Stored rows.
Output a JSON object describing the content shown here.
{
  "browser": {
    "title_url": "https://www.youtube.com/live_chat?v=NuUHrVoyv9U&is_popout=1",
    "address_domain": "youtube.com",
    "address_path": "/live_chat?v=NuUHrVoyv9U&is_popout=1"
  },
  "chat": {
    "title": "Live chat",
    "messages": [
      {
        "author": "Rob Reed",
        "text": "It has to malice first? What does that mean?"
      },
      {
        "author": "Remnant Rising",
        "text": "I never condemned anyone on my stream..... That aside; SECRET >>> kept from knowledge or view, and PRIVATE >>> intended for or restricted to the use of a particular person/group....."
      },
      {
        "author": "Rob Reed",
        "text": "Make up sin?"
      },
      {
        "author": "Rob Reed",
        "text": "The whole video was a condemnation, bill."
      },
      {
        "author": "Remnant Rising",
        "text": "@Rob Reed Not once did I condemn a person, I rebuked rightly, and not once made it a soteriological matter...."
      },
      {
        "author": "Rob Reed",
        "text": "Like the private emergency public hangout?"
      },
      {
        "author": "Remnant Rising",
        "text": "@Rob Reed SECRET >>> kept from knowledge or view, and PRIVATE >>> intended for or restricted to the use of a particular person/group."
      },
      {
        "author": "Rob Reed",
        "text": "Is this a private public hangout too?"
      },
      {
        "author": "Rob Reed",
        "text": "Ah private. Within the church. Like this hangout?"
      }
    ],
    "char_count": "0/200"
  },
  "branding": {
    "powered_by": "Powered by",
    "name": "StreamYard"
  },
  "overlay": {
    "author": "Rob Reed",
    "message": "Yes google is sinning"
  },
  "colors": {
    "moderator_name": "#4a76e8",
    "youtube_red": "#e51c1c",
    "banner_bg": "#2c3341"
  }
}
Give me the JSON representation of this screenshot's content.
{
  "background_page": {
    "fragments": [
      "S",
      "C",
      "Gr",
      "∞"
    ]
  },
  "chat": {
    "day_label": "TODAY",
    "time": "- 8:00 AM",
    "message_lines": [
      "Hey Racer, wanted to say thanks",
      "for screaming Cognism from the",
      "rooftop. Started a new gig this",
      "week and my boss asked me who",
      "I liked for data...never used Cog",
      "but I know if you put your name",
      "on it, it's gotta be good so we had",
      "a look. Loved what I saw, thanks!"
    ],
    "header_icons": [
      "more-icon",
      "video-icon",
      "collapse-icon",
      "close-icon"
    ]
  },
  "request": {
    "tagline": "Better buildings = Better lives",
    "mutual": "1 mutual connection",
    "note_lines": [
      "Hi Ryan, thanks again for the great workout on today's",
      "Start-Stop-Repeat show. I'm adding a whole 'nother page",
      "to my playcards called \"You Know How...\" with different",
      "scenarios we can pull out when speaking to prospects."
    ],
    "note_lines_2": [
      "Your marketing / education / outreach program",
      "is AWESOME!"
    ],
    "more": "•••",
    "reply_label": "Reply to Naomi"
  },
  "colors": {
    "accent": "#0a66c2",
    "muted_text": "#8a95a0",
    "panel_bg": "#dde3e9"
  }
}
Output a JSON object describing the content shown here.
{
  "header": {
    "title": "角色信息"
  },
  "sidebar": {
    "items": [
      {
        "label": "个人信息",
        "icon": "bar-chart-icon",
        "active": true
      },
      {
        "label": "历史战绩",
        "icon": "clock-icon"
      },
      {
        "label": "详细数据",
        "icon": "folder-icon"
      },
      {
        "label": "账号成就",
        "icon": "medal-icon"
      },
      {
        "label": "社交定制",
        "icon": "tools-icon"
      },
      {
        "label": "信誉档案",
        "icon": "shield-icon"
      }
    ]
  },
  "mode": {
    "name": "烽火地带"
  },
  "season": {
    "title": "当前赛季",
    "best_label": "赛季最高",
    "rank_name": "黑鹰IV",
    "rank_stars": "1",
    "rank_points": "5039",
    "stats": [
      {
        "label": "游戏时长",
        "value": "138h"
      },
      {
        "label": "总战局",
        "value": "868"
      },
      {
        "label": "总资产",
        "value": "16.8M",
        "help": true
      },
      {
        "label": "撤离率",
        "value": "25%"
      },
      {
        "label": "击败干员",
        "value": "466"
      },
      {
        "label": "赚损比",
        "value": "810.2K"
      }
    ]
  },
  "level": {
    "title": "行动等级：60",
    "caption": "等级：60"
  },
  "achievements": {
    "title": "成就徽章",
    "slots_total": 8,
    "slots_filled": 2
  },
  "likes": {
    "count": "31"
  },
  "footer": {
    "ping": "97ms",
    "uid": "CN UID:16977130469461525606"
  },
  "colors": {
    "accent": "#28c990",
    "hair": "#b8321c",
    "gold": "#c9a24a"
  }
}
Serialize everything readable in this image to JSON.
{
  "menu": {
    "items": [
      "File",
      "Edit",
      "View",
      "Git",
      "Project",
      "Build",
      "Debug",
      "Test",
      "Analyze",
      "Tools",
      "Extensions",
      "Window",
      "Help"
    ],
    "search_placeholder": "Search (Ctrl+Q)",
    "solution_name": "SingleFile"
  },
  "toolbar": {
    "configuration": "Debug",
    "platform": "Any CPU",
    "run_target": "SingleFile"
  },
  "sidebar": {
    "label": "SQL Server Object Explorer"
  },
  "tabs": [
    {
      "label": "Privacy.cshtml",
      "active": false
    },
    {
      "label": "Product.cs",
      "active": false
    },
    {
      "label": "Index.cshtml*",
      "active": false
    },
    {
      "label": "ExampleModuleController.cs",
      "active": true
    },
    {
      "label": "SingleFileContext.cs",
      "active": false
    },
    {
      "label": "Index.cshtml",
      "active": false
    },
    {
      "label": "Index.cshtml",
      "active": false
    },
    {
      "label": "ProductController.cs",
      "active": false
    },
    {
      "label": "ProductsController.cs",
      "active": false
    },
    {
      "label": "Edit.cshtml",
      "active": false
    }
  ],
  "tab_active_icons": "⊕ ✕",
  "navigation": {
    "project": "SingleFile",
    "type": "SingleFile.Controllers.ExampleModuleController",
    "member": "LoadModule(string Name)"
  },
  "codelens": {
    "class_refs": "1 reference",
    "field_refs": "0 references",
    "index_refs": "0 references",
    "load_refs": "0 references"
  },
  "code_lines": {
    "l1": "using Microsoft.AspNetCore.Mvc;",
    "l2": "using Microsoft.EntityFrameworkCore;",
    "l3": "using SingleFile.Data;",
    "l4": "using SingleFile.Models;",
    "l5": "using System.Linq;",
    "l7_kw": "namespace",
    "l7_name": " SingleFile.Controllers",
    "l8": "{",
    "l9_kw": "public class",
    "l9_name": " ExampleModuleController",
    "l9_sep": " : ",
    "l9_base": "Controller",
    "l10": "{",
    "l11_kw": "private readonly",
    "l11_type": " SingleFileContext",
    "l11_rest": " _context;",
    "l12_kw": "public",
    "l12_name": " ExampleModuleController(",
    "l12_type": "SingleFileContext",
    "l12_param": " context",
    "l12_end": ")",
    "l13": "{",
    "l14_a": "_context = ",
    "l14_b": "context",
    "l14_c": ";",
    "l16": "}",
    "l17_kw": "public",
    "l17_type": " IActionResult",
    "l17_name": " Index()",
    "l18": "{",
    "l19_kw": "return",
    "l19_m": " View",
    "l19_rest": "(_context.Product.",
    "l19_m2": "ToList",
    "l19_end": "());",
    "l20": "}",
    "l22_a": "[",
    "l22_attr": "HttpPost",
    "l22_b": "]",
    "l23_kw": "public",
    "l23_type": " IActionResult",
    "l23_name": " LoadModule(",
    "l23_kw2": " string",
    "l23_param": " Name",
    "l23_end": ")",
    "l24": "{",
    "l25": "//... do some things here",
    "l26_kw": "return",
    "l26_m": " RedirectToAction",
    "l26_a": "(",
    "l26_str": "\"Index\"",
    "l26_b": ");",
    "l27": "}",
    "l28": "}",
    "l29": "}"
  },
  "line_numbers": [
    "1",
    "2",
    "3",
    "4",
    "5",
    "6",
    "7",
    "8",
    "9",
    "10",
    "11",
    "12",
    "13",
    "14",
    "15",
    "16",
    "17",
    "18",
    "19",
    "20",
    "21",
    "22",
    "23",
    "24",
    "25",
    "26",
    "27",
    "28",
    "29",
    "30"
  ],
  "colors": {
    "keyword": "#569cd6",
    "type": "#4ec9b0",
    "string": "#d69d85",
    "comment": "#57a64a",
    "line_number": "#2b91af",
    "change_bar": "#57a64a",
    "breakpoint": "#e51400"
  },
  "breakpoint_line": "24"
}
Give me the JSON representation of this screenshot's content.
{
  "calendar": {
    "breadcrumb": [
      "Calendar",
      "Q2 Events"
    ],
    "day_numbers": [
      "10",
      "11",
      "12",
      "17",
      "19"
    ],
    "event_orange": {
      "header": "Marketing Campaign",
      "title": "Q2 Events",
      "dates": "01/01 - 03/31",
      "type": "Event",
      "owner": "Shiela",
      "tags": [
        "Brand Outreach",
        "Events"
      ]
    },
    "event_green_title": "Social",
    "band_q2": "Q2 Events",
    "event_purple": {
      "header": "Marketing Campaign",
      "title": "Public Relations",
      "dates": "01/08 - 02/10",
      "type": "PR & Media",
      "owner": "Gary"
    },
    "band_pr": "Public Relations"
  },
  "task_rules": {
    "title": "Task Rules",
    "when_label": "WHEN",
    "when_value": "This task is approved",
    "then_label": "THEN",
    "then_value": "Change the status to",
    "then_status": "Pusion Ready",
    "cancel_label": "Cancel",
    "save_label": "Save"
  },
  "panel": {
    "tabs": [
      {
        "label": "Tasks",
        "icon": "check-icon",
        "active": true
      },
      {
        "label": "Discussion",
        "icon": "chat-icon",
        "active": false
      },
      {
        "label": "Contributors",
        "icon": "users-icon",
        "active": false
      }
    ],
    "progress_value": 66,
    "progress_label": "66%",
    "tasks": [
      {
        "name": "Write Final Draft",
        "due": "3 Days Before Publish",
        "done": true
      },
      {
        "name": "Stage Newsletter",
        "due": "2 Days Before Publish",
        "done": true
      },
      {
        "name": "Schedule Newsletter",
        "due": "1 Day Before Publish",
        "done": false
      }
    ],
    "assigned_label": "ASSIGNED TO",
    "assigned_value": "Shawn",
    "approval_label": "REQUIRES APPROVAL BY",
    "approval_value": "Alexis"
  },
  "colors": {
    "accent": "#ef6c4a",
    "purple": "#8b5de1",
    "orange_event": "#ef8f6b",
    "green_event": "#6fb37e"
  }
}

Task objective.
Where a line above holds the string "using", show that line.

Reply.
    "l1": "using Microsoft.AspNetCore.Mvc;",
    "l2": "using Microsoft.EntityFrameworkCore;",
    "l3": "using SingleFile.Data;",
    "l4": "using SingleFile.Models;",
    "l5": "using System.Linq;",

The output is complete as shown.